-- What is being asked --
A line qualifies if it holds the string "region". Copy every qualifying line from the records.

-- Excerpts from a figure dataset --
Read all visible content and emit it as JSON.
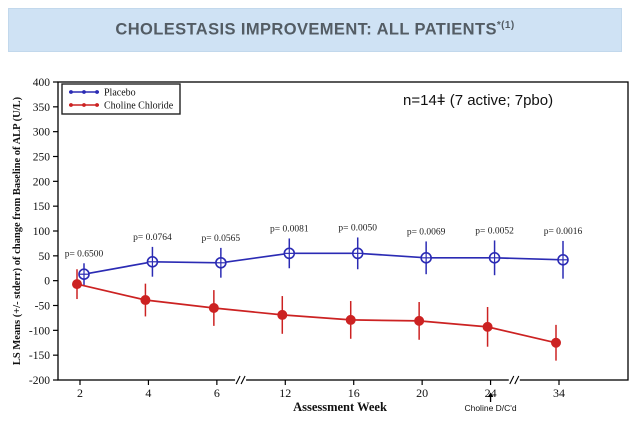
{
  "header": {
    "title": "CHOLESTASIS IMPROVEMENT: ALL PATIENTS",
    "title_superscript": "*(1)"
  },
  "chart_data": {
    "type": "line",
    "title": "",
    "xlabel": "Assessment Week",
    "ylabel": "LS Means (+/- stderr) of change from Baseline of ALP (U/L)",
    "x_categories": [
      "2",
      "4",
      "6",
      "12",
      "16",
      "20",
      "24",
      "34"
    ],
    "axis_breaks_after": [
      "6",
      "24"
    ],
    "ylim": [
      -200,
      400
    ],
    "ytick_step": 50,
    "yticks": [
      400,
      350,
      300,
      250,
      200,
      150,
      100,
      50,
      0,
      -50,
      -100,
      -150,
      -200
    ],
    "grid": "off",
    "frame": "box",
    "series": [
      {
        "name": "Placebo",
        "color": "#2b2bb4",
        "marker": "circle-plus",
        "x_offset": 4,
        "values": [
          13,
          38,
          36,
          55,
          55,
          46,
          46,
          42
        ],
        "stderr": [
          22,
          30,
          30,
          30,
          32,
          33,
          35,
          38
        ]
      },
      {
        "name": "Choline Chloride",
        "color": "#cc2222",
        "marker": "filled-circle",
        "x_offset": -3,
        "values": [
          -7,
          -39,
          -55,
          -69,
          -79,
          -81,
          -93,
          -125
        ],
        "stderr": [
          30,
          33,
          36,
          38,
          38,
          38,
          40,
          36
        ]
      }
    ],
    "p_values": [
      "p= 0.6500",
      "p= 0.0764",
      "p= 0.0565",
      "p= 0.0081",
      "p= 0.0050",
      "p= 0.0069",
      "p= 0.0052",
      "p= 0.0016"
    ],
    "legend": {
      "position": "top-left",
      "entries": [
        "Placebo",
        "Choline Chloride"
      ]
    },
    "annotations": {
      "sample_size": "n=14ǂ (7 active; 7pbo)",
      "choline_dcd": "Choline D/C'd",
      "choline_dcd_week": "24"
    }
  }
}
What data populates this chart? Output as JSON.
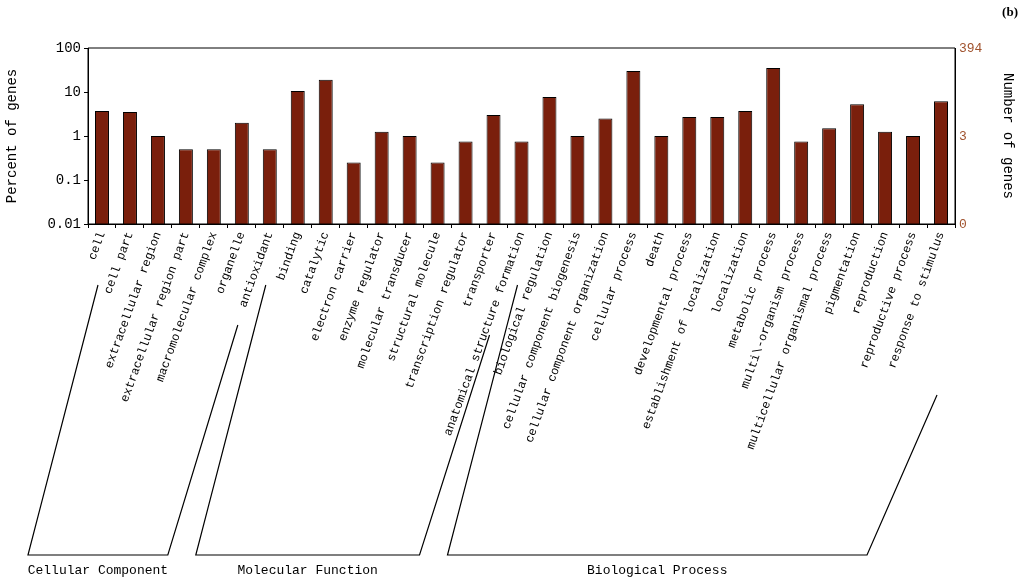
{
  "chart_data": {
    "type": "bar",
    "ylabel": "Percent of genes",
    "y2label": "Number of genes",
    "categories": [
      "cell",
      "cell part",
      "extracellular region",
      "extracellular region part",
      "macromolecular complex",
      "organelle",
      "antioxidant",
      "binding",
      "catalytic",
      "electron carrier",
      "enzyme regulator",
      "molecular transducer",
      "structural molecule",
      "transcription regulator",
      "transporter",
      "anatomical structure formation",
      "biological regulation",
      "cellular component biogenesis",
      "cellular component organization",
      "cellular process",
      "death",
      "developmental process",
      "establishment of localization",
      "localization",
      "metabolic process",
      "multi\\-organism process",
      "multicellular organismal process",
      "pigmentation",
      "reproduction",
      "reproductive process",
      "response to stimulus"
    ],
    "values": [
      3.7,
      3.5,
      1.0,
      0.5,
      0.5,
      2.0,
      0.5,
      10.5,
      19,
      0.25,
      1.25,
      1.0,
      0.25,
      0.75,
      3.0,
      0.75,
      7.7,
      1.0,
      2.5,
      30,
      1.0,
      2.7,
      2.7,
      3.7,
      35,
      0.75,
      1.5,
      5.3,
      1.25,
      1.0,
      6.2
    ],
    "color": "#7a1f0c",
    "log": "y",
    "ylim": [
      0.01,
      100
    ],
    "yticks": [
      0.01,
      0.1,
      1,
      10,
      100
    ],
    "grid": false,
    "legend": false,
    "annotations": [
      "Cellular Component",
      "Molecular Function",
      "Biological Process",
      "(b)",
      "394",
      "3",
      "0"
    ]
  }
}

-- Answer section --
      "extracellular region",
      "extracellular region part",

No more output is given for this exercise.